- [SELECTED PASSAGE]
::::::

If you will allow me the space to be real and honest, the first thing that struck my mind as I began this book is that the author, Valeria Luiselli, is a privileged white Mexican; privileged enough to enter the United States with her family the “legal” way; privileged enough to be able to live a rather comfortable life in New York; privileged enough to have the freedom of mobility in parts of the U.S. border where both Central Americans and Mexican migrants fear death; privileged enough to have a book published about her experiences. In many ways, Luiselli seemed analogous to many a well-intentioned white liberal American who suddenly “discovers” the plight of the less fortunate, and by vicariously experiencing the horrors of the downtrodden, decides to dedicate her life to white saviorhood.

At least, this is how I interpreted the author in the early parts of the book. I must admit that as a Central American (Salvadoran) myself, and as a person who spends a considerable amount of time using this platform as an affirming space for Central American identity and agency, I felt somewhat hostile and resentful toward Luiselli’s privileged naivete, especially since it came off as paternalistic toward the migrant children she interviews. It also didn’t help that early in the book Luiselli utilizes othering language to describe the Central American minors, such as “coffee-colored boys and girls with obsidian hair and slant eyes,” or “bronzed barbarians,” or worse, as “frozen meat” in an icebox (the colloquial term for ICE detention centers). Granted, she was speaking sardonically in an attempt to poke fun at American racist jingoism, but as a white-passing Mexican herself, that sort of language is not only insensitive and off-putting, but bordering on insulting. Had she continued on this course, I would have dropped the book in disgust.

But about some twenty-five pages into the short tome, something rather interesting happens: a tonal shift in the narrative. Luiselli, as a Mexican national, speaks openly and extensively on the enormity of human rights abuses experienced by Central American migrants in Mexico. It is a moment where she challenges herself to confront what has otherwise been invisibilized. She writes:

Question seven on the questionnaire is “Did anything happen on your trip to the U.S. that scared you or hurt you?” The children seldom give details of their experiences along the journey through Mexico upon a first screening, and it’s not necessarily useful to push them for more information. What happens to them between their home countries and their arrival in the United States can’t always help their defense before an immigration judge, so the question doesn’t make up a substantial part of the interview. But, as a Mexican, this is the question I feel most ashamed of, because what happens to children during their journey through Mexico is always worse than what happens anywhere else.

The numbers tell horror stories.

Rapes: eighty percent of women and girls who cross Mexico to get to the U.S. border are raped on the way. The situation is so common that most of them take contraceptive precautions as they begin the journey north.

Abductions: in 2011, the National Human Rights Commission in Mexico published a special report on immigrant abductions and kidnappings, revealing that the number of abduction victims between April and September 2010—a period of just six months—was 11,333.

Deaths and disappearances: though it’s impossible to establish an actual number. some sources estimate that, since 2006, around 120,000 migrants have disappeared in their transit through Mexico.

::::::

- [DATA]
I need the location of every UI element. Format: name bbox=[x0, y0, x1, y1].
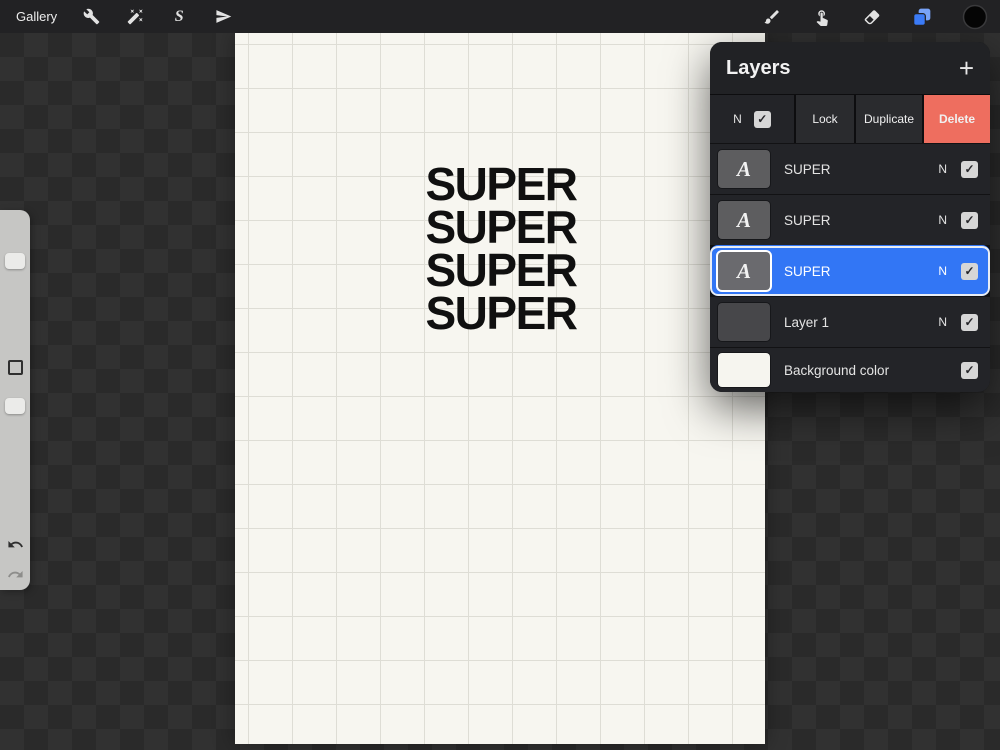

::::::

- [SET OF TASKS]
**1.** In the book review, what nationality does the reviewer give for themself?
**2.** Carry the book review on from where it stops.
The material has no part in this.

- [ANSWERS BY TASK]
**1.** Salvadoran.

**2.**
Beyond the terrifying but abstract statistics, many horror stories have recently tattooed themselves in the collective social conscience in Mexico. One specific story, though, became a turning point. On August 24, 2010, the bodies of seventy-two Central and South Americans migrants were found, piled up in a mass grave, at a ranch in San Fernando, Tamaulipas. Some had been tortured, and all had been shot in the back of the head. Three migrants in the group had faked their deaths and, though wounded, survived. They lived to tell the complete story: members of the drug cartel Los Zetas had perpetrated the mass murder after the migrants had refused to work for them and did not have the means to pay a ransom…

…So when I have to ask children the seventh question—”Did anything happen on your trip to the U.S. that scared you or hurt you?”—all I want to do is cover my face and my eyes and disappear. But I know better, or try to. I remind myself to swallow the rage, grief, and shame; remind myself to just sit still and listen closely, in case a child does happen to reveal a particular detail that can end up being key to his or her defense against deportation. (pgs. 25-28)

I opted to include this whole portion from the book because it depicts something I’ve never actually seen manifested in print media: a Mexican person acknowledging the insurmountable evidence of human rights abuses against Central Americans, recognizing how her homeland is an active perpetrator in these abuses, and how she as a Mexican national is passively complicit. It becomes immediately apparent that the early parts of the book, which had triggered my resentment toward Luiselli, was actually her process of working and navigating through her own privileges, both national and socioeconomic, to come to a place where she can validate her sense of rage and shame, but not centralize her own feelings, and be able to focus on listening to what the Central American youth have to say.

That last passage alone is super important. As Central Americans, particularly those from the Northern Triangle, we have been testifying for decades about how our people are mistreated, raped, and murdered on the journey through Mexico. All we have been asking is for Mexicans to LISTEN to us. To deal with their discomfort and not dismiss us, or pretend willful ignorance in order to preserve whatever image they have of themselves.

Because what we have now is a decades-long situation where the disappearances and deaths of Central American migrants are normalized to the point of it being the default. Forty-three disappeared students from Ayotzinapa is an exceptional, rage-inducing travesty that merits condemnation throughout Latin America. But the disappearances and deaths of tens-of-thousands of Central Americans is simply, the status quo.

Further into the book, Luiselli returns to the topic of Mexican complicity and writes, “Most Mexicans when asked about immigration issues, talk like they have a PhD in Mexico-U.S. relations or direct experience with migrating illegally across the border. Mexicans are eager and tireless critics of U.S. immigration policies. And though most critiques of their northern neighbor are probably more than justified, Mexicans are far too lax and self-indulgent when it comes to evaluating our own country’s immigration policies, especially where Central Americans are concerned.” (pg. 79)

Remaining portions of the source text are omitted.